-- START OF TASK DATA --
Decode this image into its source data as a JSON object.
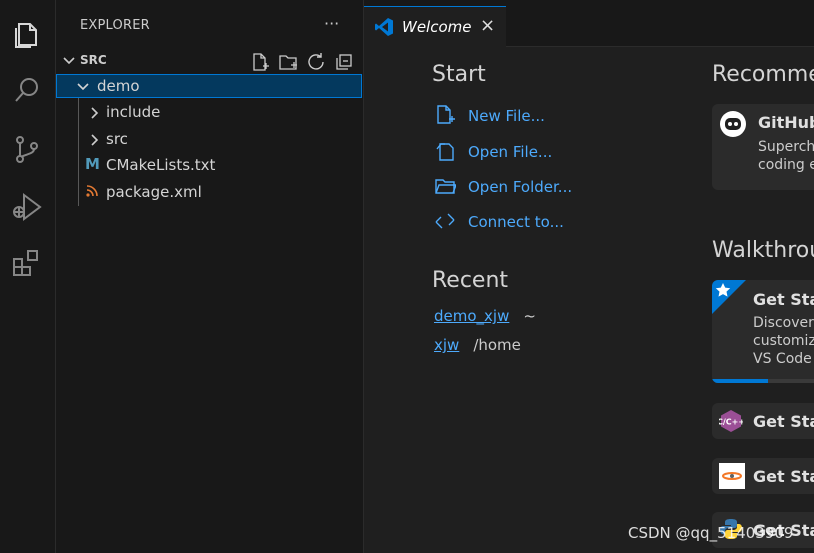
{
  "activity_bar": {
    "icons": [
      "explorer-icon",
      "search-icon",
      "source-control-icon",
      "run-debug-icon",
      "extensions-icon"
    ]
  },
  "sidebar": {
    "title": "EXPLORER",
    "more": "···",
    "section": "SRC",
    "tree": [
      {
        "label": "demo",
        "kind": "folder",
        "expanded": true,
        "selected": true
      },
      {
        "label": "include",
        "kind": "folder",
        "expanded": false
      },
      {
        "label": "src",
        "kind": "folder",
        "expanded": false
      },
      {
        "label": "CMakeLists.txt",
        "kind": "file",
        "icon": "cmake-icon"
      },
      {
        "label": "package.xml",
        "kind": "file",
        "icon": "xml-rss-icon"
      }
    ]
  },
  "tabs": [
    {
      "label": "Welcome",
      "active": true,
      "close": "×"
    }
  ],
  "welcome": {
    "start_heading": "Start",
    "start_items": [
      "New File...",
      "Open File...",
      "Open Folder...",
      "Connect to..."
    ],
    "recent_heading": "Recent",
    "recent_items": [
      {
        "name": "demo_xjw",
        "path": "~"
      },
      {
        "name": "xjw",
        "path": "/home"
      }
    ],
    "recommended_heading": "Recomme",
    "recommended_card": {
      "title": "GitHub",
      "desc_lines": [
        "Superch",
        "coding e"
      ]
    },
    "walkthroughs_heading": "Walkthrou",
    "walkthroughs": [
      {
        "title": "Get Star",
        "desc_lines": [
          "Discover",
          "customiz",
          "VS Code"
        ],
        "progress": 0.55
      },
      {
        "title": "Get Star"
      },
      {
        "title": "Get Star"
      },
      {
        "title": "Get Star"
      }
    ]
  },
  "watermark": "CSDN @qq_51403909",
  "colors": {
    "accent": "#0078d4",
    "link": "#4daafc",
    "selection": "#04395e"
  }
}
-- END OF TASK DATA --
-- START OF TASK DATA --
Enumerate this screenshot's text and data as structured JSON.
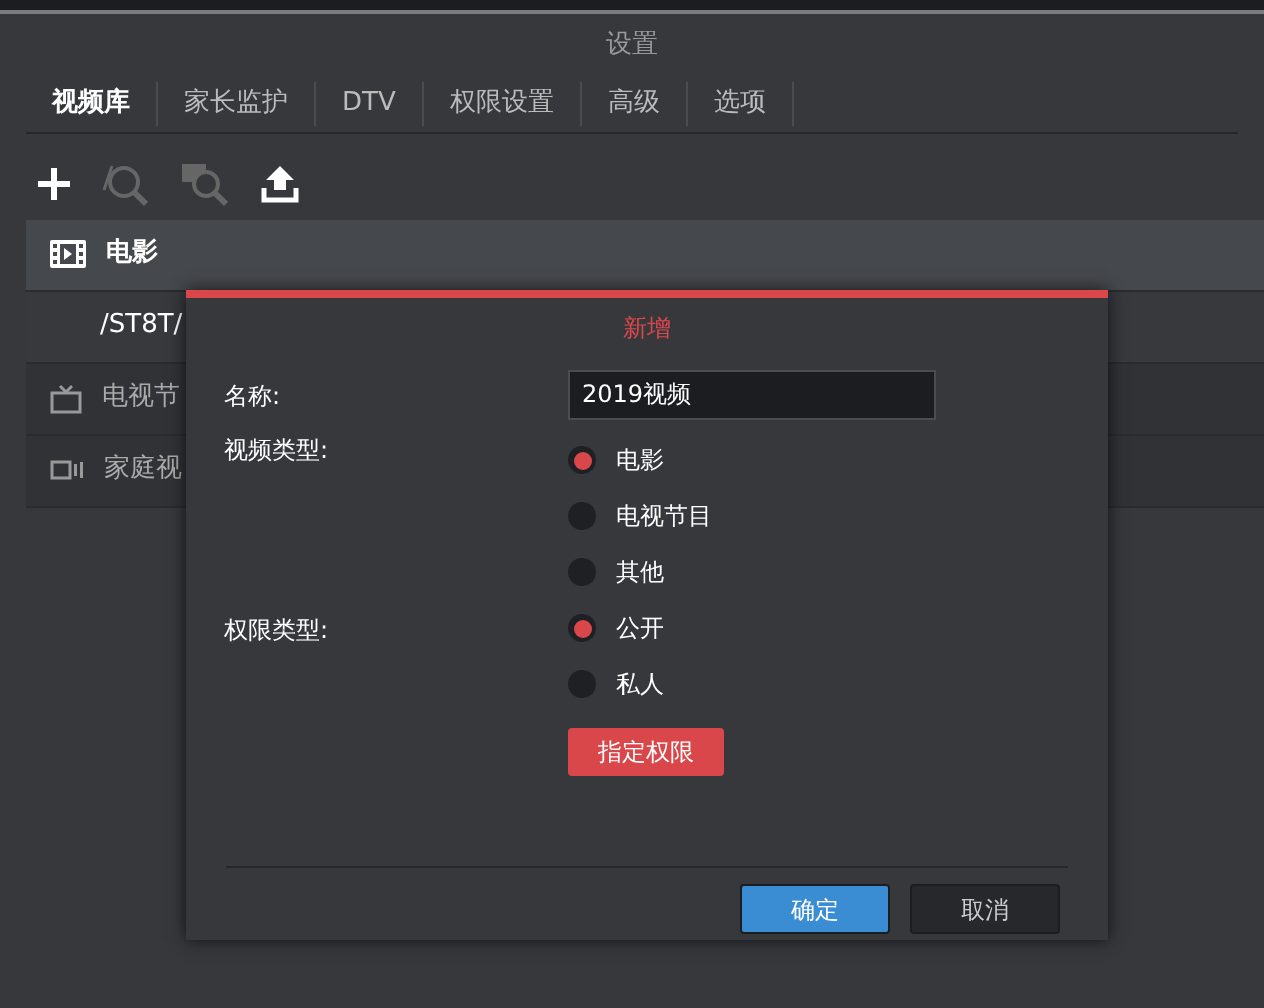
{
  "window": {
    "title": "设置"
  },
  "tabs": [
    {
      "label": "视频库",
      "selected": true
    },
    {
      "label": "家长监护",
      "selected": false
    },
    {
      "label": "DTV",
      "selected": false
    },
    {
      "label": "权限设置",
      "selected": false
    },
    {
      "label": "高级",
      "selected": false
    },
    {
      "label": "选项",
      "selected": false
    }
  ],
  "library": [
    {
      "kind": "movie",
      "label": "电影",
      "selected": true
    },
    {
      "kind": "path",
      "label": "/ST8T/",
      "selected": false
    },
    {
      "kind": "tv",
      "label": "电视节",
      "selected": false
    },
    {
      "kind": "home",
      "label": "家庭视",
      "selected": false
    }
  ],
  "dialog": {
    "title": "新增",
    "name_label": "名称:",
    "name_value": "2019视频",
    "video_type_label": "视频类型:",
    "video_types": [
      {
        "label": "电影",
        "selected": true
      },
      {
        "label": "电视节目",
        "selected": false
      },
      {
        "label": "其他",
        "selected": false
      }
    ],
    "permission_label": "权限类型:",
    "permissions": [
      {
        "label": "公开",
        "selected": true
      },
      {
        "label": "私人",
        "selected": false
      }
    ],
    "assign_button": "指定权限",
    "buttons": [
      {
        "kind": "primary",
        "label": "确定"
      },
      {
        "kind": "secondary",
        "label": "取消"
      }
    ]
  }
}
-- END OF TASK DATA --
THE EXERCISE. Using the entries above, return each line that includes the word "source".

TASK RESULT.
Decode this image into its source data as a JSON object.
      "source-control-icon",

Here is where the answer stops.